── Provided data ──
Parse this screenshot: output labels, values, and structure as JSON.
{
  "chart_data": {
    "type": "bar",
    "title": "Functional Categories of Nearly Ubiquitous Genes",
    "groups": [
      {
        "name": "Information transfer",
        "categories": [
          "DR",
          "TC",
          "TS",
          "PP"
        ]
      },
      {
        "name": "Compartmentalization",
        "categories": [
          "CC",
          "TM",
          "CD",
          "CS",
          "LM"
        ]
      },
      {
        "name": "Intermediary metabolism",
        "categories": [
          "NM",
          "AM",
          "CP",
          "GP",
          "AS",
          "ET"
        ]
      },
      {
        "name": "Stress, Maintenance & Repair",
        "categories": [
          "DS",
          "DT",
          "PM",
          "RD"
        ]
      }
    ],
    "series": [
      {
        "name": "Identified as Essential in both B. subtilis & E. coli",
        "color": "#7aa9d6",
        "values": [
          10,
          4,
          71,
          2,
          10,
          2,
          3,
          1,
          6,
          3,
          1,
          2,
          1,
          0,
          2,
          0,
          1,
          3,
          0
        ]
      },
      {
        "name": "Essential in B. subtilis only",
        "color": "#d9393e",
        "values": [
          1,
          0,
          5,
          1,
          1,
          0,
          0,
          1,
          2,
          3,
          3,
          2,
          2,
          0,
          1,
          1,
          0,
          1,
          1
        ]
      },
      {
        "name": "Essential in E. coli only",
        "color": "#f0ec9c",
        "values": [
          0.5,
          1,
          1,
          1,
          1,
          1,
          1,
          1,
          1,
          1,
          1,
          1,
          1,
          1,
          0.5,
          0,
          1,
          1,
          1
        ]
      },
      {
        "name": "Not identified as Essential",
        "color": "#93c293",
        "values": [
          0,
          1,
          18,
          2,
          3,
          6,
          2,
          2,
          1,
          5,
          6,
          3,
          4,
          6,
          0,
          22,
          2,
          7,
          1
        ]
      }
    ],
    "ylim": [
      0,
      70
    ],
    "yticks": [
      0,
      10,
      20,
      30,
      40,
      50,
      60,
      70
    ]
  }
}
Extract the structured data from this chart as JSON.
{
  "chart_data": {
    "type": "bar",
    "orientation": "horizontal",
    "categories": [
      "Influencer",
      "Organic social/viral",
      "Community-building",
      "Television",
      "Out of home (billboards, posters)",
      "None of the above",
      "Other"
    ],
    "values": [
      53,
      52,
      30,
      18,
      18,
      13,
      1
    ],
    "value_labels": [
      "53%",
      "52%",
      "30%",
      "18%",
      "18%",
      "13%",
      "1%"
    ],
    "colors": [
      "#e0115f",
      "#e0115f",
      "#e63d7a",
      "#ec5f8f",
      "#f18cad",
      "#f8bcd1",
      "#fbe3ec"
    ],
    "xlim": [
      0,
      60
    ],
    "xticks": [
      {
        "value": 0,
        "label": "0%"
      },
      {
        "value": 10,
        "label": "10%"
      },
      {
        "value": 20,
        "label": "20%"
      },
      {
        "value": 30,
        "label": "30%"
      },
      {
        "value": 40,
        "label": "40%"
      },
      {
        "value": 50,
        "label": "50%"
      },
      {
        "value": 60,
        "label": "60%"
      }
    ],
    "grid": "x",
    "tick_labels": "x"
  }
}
───
Problem statement: Search the entries for the string "JSON" and return each line where it turns up.

Response to the task:
Parse this screenshot: output labels, values, and structure as JSON.
Extract the structured data from this chart as JSON.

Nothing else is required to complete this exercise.